Items from a data source
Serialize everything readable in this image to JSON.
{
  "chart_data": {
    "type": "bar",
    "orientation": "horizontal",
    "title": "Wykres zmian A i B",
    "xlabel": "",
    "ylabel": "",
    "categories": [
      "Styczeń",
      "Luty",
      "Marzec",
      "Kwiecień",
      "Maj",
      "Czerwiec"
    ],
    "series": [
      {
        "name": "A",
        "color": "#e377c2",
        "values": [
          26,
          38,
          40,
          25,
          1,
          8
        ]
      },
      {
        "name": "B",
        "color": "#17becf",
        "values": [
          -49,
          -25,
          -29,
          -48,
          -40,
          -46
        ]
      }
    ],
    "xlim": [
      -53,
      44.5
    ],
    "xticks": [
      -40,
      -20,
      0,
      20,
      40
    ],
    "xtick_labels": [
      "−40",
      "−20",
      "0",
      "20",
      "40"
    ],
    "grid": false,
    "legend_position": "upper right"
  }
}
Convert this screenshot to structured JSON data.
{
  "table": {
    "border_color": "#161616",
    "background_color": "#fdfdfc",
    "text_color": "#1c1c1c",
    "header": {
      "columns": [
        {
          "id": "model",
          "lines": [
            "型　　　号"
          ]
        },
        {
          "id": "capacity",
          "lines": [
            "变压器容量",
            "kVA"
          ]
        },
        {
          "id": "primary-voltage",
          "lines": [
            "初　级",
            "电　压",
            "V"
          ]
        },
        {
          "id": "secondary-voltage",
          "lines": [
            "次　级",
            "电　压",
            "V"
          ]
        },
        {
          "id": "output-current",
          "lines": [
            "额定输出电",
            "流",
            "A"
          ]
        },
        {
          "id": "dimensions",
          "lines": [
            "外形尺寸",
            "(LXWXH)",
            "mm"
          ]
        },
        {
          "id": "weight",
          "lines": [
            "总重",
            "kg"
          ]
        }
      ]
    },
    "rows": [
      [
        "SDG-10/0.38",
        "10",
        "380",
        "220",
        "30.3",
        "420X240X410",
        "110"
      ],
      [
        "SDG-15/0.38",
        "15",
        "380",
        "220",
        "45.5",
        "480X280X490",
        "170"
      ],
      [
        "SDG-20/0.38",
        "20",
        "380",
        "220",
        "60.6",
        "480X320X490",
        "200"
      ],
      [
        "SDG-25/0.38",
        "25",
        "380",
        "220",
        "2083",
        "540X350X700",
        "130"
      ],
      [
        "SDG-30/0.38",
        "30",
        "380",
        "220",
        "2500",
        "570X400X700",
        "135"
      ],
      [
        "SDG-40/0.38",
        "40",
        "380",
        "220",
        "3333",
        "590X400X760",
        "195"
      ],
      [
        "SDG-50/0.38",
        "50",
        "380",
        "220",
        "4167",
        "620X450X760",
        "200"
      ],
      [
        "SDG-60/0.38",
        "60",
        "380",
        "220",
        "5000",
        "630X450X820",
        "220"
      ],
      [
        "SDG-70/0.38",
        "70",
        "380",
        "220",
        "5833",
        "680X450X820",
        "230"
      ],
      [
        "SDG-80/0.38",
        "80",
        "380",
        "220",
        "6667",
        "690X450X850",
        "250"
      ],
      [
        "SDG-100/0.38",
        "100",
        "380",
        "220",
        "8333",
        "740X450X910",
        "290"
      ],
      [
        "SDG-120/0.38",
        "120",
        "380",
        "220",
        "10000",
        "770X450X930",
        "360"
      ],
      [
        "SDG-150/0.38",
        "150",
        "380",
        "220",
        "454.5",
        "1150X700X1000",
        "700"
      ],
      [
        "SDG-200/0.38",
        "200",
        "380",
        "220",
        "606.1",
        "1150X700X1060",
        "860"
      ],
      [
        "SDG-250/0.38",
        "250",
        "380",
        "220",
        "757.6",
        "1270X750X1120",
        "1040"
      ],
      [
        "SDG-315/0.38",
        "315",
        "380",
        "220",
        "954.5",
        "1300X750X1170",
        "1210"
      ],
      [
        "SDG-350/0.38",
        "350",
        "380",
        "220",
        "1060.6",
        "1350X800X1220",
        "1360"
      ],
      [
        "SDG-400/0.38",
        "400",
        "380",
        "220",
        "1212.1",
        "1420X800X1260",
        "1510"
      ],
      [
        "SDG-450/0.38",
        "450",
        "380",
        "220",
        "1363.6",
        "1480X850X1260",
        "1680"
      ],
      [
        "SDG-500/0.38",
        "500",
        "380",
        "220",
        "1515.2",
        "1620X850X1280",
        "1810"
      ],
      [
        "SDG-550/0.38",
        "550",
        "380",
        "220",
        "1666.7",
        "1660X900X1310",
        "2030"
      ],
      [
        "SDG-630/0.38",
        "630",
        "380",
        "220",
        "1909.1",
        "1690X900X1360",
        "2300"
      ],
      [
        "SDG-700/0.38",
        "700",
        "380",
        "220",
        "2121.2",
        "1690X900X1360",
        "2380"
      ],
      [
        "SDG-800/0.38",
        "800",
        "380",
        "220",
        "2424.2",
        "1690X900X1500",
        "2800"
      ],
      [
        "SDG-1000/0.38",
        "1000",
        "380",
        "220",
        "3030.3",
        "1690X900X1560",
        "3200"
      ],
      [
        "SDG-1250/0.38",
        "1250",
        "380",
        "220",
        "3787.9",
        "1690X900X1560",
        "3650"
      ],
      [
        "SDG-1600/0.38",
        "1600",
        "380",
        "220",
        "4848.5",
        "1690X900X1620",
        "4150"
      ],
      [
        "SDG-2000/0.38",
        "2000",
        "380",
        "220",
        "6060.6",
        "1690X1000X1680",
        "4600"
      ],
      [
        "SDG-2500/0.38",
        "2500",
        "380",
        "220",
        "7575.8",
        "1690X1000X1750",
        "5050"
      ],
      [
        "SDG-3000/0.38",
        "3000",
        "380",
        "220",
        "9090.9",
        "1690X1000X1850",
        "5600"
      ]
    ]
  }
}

* Stated task *
Report the number of lines in the listing above that include the word "JSON", and nothing else.

* Response below *
2